> **Stated problem**
Find the lines containing "trực" and say how many there are, with no other words.

> **Dataset records**
┄┄┄┄┄┄┄┄┄┄┄┄┄┄┄┄┄┄┄┄
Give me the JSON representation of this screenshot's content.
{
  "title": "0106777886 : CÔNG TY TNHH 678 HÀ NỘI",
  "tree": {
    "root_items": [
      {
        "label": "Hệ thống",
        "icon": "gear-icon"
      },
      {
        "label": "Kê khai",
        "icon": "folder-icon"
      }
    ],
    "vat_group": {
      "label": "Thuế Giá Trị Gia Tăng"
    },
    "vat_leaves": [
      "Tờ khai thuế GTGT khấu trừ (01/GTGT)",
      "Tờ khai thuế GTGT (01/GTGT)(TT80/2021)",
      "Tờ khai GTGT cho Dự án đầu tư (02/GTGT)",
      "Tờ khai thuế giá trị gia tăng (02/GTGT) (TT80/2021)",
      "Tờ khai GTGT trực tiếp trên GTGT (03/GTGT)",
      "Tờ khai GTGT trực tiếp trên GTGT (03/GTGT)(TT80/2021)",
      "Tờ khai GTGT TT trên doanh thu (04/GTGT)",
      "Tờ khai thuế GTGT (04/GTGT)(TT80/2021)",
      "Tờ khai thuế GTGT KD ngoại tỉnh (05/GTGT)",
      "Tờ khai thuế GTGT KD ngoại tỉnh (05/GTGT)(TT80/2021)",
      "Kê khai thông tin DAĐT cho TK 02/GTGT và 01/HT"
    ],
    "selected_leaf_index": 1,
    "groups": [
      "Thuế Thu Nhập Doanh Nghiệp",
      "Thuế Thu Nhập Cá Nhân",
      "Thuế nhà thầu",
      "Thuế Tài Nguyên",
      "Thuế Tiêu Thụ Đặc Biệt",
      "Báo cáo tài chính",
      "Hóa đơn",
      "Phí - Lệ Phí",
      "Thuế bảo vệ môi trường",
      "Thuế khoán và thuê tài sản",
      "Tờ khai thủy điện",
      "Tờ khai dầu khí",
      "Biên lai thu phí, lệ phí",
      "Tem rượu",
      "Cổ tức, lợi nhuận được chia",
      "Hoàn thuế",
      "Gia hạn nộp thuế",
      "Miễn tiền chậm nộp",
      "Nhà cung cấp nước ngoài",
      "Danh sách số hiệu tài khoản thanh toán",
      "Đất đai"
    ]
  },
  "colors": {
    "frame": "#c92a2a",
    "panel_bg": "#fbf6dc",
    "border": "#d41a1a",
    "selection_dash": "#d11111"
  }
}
┄┄┄┄┄┄┄┄┄┄┄┄┄┄┄┄┄┄┄┄
> **Task result**
2